■ Data for processing:
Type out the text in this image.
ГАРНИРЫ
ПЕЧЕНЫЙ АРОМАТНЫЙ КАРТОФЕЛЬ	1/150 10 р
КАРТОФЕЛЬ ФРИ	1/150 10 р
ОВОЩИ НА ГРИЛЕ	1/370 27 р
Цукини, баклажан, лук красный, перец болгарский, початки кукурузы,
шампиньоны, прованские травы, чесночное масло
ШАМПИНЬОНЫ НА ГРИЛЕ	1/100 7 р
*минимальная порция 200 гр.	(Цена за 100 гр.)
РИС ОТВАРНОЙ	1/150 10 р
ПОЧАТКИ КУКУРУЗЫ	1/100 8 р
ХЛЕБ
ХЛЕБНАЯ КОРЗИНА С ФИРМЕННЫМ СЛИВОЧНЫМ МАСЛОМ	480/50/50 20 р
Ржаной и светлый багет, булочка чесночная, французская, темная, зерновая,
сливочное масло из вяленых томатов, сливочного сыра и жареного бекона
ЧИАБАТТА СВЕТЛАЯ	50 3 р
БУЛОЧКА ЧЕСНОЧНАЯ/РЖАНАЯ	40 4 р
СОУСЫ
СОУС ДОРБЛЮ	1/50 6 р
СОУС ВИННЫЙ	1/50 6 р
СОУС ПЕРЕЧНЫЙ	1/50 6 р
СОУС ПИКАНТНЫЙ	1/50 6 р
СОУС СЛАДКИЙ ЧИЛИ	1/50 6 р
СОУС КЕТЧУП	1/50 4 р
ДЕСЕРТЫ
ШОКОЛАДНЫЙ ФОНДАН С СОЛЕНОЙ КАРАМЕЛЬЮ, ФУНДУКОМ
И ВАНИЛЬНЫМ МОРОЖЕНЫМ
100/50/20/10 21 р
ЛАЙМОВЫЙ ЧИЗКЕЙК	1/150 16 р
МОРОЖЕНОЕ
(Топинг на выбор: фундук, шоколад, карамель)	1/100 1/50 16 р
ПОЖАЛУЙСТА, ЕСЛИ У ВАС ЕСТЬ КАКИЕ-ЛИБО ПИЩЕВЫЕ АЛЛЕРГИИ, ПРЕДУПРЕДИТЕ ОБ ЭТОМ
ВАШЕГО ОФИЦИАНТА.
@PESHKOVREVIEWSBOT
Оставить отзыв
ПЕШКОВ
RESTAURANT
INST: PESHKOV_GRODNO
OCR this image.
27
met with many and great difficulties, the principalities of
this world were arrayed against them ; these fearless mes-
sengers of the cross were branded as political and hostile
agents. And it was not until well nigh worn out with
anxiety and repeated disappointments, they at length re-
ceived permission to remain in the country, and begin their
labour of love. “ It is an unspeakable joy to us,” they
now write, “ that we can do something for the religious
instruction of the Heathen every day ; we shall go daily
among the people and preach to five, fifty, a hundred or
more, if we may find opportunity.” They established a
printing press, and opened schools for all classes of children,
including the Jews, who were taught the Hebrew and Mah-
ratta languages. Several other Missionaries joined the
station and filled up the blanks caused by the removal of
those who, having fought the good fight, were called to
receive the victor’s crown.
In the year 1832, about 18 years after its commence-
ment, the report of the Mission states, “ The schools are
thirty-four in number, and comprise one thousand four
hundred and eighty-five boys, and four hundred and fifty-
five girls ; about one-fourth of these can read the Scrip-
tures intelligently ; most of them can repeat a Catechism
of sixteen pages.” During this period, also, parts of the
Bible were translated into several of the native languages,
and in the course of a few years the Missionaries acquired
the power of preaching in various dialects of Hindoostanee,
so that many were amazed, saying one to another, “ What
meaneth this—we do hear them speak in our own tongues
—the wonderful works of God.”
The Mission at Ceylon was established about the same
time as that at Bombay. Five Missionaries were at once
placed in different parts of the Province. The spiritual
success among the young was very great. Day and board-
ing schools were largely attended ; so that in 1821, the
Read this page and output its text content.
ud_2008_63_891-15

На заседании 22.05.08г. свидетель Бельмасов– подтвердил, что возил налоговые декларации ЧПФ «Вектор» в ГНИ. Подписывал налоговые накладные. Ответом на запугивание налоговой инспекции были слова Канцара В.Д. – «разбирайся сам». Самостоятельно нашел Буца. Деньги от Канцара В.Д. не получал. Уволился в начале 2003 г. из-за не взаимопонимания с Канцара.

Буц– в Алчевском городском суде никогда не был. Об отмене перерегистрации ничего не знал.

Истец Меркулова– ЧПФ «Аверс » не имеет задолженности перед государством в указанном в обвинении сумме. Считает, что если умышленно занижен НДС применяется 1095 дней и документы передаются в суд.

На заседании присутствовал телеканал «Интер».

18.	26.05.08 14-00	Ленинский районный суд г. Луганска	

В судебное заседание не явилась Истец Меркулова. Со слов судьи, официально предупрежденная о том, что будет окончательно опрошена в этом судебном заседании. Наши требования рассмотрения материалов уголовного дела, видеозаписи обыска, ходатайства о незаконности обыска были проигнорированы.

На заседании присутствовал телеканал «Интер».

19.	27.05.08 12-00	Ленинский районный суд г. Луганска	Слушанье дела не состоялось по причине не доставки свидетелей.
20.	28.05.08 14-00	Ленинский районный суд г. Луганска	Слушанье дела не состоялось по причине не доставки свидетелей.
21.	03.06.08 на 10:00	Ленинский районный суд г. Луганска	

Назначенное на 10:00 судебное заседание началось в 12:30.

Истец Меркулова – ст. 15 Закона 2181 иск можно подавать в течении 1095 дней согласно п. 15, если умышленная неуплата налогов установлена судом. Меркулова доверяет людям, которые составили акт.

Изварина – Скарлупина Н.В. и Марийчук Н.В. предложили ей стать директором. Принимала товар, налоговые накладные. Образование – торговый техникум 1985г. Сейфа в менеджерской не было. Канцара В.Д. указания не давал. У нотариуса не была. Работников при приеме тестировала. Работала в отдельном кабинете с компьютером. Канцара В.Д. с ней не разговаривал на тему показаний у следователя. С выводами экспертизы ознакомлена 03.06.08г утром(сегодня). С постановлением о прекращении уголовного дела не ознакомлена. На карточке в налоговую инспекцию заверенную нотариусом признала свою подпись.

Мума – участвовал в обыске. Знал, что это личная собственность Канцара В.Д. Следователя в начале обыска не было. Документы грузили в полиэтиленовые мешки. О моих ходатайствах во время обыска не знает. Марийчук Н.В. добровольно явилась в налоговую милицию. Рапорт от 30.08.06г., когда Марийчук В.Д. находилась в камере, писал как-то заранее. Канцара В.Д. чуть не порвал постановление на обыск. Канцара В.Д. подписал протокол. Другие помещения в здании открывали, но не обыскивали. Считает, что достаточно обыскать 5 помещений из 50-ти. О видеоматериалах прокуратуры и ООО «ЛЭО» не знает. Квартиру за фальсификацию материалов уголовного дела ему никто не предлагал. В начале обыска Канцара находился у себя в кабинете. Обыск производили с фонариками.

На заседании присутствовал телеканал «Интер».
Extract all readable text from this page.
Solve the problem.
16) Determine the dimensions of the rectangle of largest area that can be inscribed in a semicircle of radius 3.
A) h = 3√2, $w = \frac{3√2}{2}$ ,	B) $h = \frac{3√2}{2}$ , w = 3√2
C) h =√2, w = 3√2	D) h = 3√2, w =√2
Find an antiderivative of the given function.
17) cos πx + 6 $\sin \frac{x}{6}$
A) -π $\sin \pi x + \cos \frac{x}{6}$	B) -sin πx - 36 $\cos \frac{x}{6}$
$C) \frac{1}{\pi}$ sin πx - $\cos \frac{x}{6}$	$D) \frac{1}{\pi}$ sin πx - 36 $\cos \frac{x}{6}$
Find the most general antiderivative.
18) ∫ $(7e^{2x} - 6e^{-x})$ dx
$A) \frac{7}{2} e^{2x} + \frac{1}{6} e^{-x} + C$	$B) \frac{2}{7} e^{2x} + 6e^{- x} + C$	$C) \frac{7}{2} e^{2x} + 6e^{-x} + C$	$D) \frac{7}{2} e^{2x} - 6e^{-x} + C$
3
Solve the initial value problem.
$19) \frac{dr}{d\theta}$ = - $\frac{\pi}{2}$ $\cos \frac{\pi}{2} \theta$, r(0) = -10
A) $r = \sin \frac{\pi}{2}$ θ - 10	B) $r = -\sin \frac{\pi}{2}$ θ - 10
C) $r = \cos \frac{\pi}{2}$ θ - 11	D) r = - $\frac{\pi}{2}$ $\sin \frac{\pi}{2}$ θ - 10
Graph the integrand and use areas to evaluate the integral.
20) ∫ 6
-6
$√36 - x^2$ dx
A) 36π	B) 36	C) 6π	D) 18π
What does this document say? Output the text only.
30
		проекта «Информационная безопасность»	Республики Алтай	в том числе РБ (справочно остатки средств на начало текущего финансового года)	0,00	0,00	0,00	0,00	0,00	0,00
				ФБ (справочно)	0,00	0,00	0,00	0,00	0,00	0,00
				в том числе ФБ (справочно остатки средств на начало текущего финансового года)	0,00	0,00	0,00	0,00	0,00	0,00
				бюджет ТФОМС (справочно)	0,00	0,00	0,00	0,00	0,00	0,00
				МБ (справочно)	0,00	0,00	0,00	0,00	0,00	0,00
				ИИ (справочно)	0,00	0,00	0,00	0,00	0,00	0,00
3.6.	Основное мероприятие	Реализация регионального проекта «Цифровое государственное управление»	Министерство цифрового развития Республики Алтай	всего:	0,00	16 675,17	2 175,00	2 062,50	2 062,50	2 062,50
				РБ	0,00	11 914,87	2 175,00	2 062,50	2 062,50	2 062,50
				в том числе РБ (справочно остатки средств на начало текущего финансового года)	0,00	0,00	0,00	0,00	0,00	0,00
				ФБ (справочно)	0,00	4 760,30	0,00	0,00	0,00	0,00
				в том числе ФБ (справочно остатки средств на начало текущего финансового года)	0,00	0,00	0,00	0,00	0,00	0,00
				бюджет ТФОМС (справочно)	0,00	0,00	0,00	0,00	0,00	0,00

■ Requirements: Give nothing but the count of lines in the listing above that hold the string "Слушанье".

■ Reply: 2